### Aim
Without the pictures, set down the records below word for word.

### Material for this task
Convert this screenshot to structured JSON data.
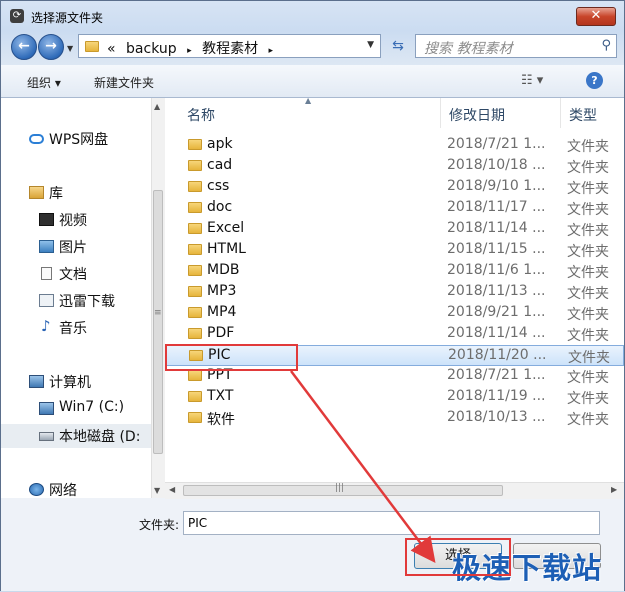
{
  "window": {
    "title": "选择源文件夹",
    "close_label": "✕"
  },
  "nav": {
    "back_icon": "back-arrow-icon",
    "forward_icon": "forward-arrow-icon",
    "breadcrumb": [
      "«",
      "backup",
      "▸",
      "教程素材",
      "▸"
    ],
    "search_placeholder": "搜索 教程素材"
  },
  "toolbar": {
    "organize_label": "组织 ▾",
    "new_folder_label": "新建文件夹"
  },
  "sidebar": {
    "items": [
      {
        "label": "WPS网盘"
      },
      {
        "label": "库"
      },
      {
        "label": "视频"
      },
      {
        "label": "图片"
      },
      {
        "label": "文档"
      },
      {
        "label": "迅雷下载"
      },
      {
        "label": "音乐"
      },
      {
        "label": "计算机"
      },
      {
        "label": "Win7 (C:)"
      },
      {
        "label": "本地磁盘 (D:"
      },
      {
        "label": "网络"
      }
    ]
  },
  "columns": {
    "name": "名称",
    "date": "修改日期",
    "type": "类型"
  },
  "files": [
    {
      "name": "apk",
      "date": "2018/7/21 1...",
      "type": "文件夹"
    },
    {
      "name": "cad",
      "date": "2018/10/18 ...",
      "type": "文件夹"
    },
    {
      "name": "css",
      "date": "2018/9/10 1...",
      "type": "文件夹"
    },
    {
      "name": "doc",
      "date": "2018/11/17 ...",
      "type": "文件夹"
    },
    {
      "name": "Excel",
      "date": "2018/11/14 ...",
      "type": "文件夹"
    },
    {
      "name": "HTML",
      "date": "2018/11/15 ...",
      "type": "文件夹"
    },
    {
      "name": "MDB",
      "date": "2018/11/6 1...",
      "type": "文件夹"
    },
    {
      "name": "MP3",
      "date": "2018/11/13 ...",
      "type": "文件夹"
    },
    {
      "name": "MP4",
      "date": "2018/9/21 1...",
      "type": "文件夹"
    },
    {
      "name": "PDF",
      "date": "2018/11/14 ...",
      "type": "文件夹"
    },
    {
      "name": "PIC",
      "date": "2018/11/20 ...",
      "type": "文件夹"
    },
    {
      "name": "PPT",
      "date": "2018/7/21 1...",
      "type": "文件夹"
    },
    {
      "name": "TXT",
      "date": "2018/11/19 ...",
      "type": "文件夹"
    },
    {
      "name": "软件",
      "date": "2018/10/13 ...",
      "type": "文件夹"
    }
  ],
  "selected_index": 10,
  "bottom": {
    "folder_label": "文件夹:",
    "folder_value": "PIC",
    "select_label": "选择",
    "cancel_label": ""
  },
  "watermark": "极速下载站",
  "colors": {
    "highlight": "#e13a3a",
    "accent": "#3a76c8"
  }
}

### Solution to the exercise
Convert this screenshot to structured JSON data.
{
  "window": {
    "title": "选择源文件夹",
    "close_label": "✕"
  },
  "nav": {
    "back_icon": "back-arrow-icon",
    "forward_icon": "forward-arrow-icon",
    "breadcrumb": [
      "«",
      "backup",
      "▸",
      "教程素材",
      "▸"
    ],
    "search_placeholder": "搜索 教程素材"
  },
  "toolbar": {
    "organize_label": "组织 ▾",
    "new_folder_label": "新建文件夹"
  },
  "sidebar": {
    "items": [
      {
        "label": "WPS网盘"
      },
      {
        "label": "库"
      },
      {
        "label": "视频"
      },
      {
        "label": "图片"
      },
      {
        "label": "文档"
      },
      {
        "label": "迅雷下载"
      },
      {
        "label": "音乐"
      },
      {
        "label": "计算机"
      },
      {
        "label": "Win7 (C:)"
      },
      {
        "label": "本地磁盘 (D:"
      },
      {
        "label": "网络"
      }
    ]
  },
  "columns": {
    "name": "名称",
    "date": "修改日期",
    "type": "类型"
  },
  "files": [
    {
      "name": "apk",
      "date": "2018/7/21 1...",
      "type": "文件夹"
    },
    {
      "name": "cad",
      "date": "2018/10/18 ...",
      "type": "文件夹"
    },
    {
      "name": "css",
      "date": "2018/9/10 1...",
      "type": "文件夹"
    },
    {
      "name": "doc",
      "date": "2018/11/17 ...",
      "type": "文件夹"
    },
    {
      "name": "Excel",
      "date": "2018/11/14 ...",
      "type": "文件夹"
    },
    {
      "name": "HTML",
      "date": "2018/11/15 ...",
      "type": "文件夹"
    },
    {
      "name": "MDB",
      "date": "2018/11/6 1...",
      "type": "文件夹"
    },
    {
      "name": "MP3",
      "date": "2018/11/13 ...",
      "type": "文件夹"
    },
    {
      "name": "MP4",
      "date": "2018/9/21 1...",
      "type": "文件夹"
    },
    {
      "name": "PDF",
      "date": "2018/11/14 ...",
      "type": "文件夹"
    },
    {
      "name": "PIC",
      "date": "2018/11/20 ...",
      "type": "文件夹"
    },
    {
      "name": "PPT",
      "date": "2018/7/21 1...",
      "type": "文件夹"
    },
    {
      "name": "TXT",
      "date": "2018/11/19 ...",
      "type": "文件夹"
    },
    {
      "name": "软件",
      "date": "2018/10/13 ...",
      "type": "文件夹"
    }
  ],
  "selected_index": 10,
  "bottom": {
    "folder_label": "文件夹:",
    "folder_value": "PIC",
    "select_label": "选择",
    "cancel_label": ""
  },
  "watermark": "极速下载站",
  "colors": {
    "highlight": "#e13a3a",
    "accent": "#3a76c8"
  }
}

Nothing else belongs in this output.